*** PROVIDED ENTRIES

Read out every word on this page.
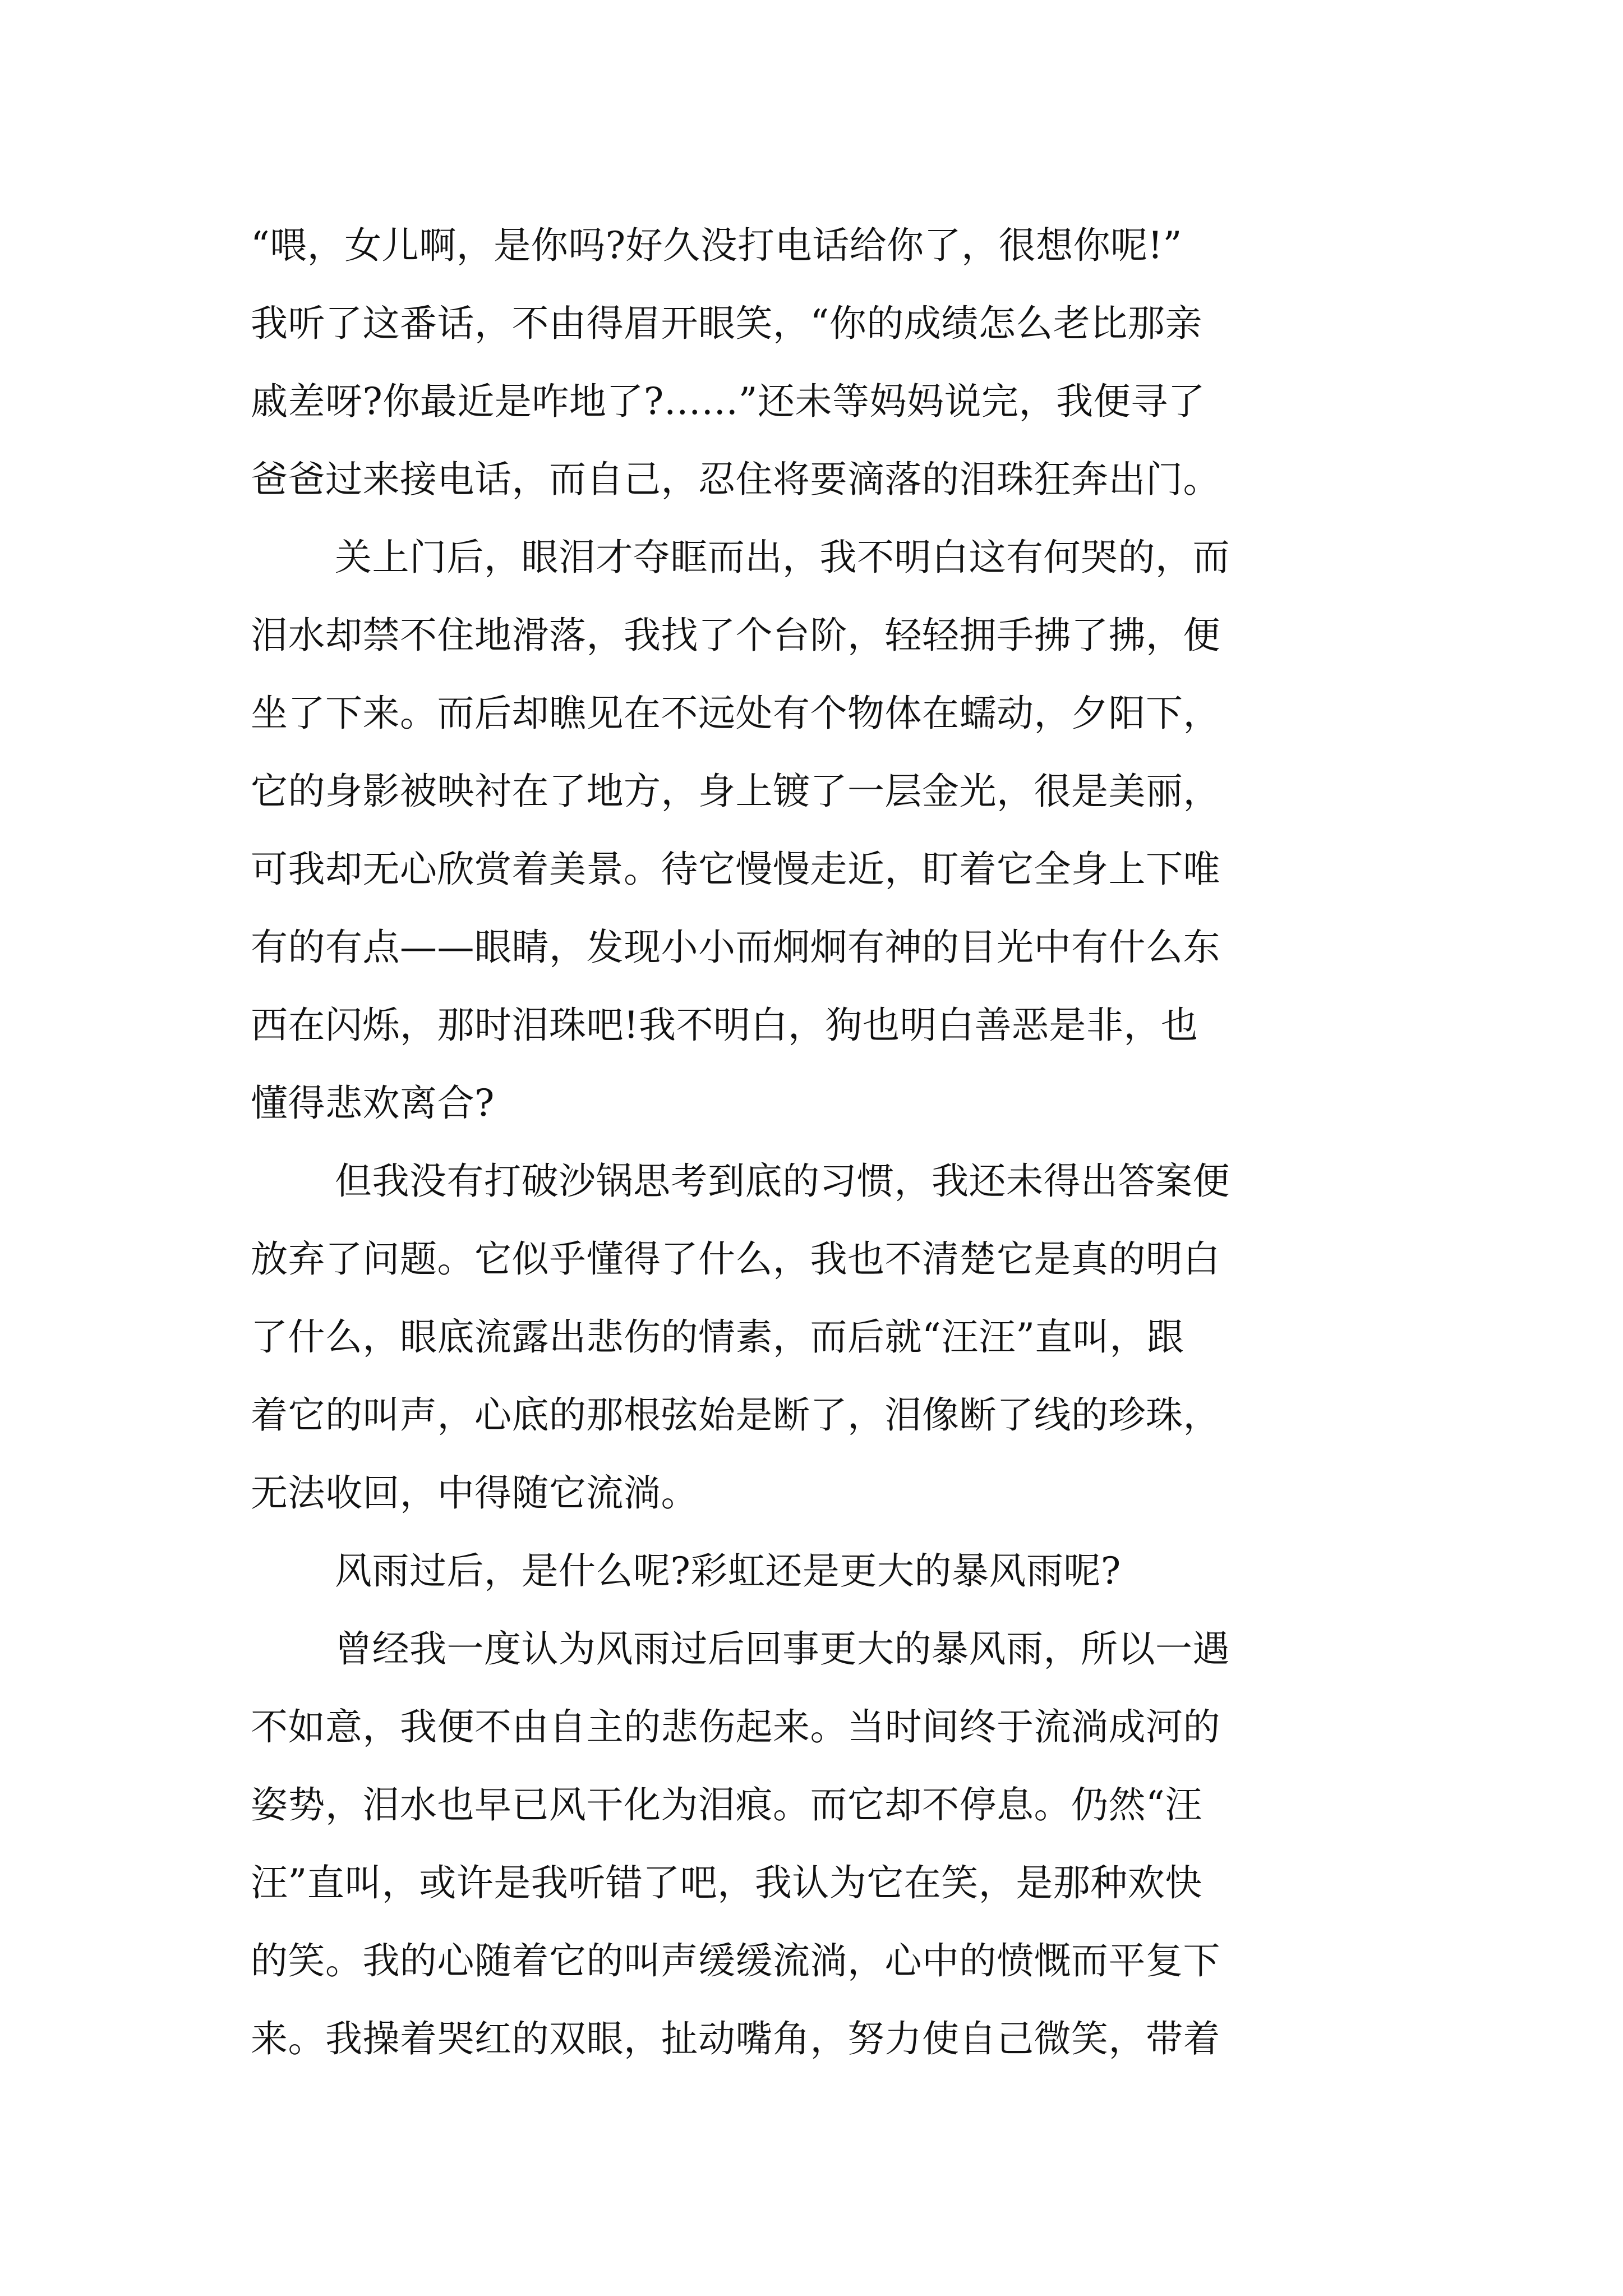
“喂，女儿啊，是你吗?好久没打电话给你了，很想你呢!”
我听了这番话，不由得眉开眼笑，“你的成绩怎么老比那亲
戚差呀?你最近是咋地了?……”还未等妈妈说完，我便寻了
爸爸过来接电话，而自己，忍住将要滴落的泪珠狂奔出门。
关上门后，眼泪才夺眶而出，我不明白这有何哭的，而
泪水却禁不住地滑落，我找了个台阶，轻轻拥手拂了拂，便
坐了下来。而后却瞧见在不远处有个物体在蠕动，夕阳下，
它的身影被映衬在了地方，身上镀了一层金光，很是美丽，
可我却无心欣赏着美景。待它慢慢走近，盯着它全身上下唯
有的有点——眼睛，发现小小而炯炯有神的目光中有什么东
西在闪烁，那时泪珠吧!我不明白，狗也明白善恶是非，也
懂得悲欢离合?
但我没有打破沙锅思考到底的习惯，我还未得出答案便
放弃了问题。它似乎懂得了什么，我也不清楚它是真的明白
了什么，眼底流露出悲伤的情素，而后就“汪汪”直叫，跟
着它的叫声，心底的那根弦始是断了，泪像断了线的珍珠，
无法收回，中得随它流淌。
风雨过后，是什么呢?彩虹还是更大的暴风雨呢?
曾经我一度认为风雨过后回事更大的暴风雨，所以一遇
不如意，我便不由自主的悲伤起来。当时间终于流淌成河的
姿势，泪水也早已风干化为泪痕。而它却不停息。仍然“汪
汪”直叫，或许是我听错了吧，我认为它在笑，是那种欢快
的笑。我的心随着它的叫声缓缓流淌，心中的愤慨而平复下
来。我操着哭红的双眼，扯动嘴角，努力使自己微笑，带着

******

> [GIVEN EXERCISE]: Exactly as written, return every line of the listing, but not the pictures.

> [TASK SOLUTION]:
Read out every word on this page.
“喂，女儿啊，是你吗?好久没打电话给你了，很想你呢!”
我听了这番话，不由得眉开眼笑，“你的成绩怎么老比那亲
戚差呀?你最近是咋地了?……”还未等妈妈说完，我便寻了
爸爸过来接电话，而自己，忍住将要滴落的泪珠狂奔出门。
关上门后，眼泪才夺眶而出，我不明白这有何哭的，而
泪水却禁不住地滑落，我找了个台阶，轻轻拥手拂了拂，便
坐了下来。而后却瞧见在不远处有个物体在蠕动，夕阳下，
它的身影被映衬在了地方，身上镀了一层金光，很是美丽，
可我却无心欣赏着美景。待它慢慢走近，盯着它全身上下唯
有的有点——眼睛，发现小小而炯炯有神的目光中有什么东
西在闪烁，那时泪珠吧!我不明白，狗也明白善恶是非，也
懂得悲欢离合?
但我没有打破沙锅思考到底的习惯，我还未得出答案便
放弃了问题。它似乎懂得了什么，我也不清楚它是真的明白
了什么，眼底流露出悲伤的情素，而后就“汪汪”直叫，跟
着它的叫声，心底的那根弦始是断了，泪像断了线的珍珠，
无法收回，中得随它流淌。
风雨过后，是什么呢?彩虹还是更大的暴风雨呢?
曾经我一度认为风雨过后回事更大的暴风雨，所以一遇
不如意，我便不由自主的悲伤起来。当时间终于流淌成河的
姿势，泪水也早已风干化为泪痕。而它却不停息。仍然“汪
汪”直叫，或许是我听错了吧，我认为它在笑，是那种欢快
的笑。我的心随着它的叫声缓缓流淌，心中的愤慨而平复下
来。我操着哭红的双眼，扯动嘴角，努力使自己微笑，带着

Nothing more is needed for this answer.